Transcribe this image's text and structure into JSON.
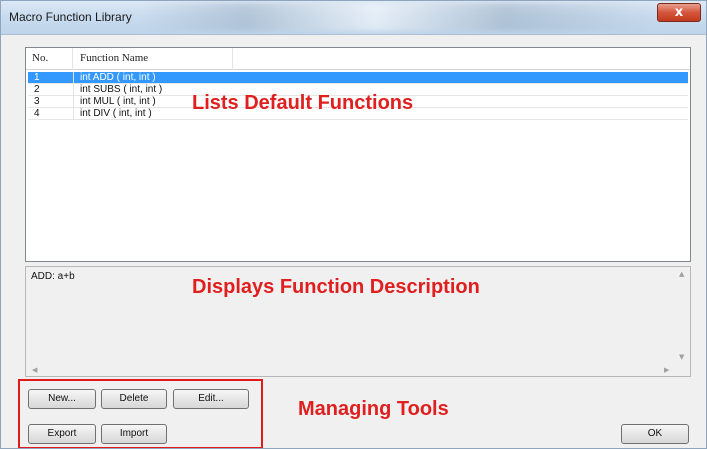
{
  "window": {
    "title": "Macro Function Library",
    "close_glyph": "x"
  },
  "list": {
    "columns": [
      "No.",
      "Function Name"
    ],
    "rows": [
      {
        "no": "1",
        "name": "int ADD ( int, int )",
        "selected": true
      },
      {
        "no": "2",
        "name": "int SUBS ( int, int )",
        "selected": false
      },
      {
        "no": "3",
        "name": "int MUL ( int, int )",
        "selected": false
      },
      {
        "no": "4",
        "name": "int DIV ( int, int )",
        "selected": false
      }
    ]
  },
  "description": {
    "text": "ADD: a+b"
  },
  "buttons": {
    "new": "New...",
    "delete": "Delete",
    "edit": "Edit...",
    "export": "Export",
    "import": "Import",
    "ok": "OK"
  },
  "annotations": {
    "list": "Lists Default Functions",
    "description": "Displays Function Description",
    "tools": "Managing Tools"
  },
  "colors": {
    "annotation": "#e01f1f",
    "selection": "#3399ff"
  }
}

- _Instructions for the task_
Scan the data above and copy every line with "description" in it.

- _Final result_
  "description": {
    "description": "Displays Function Description",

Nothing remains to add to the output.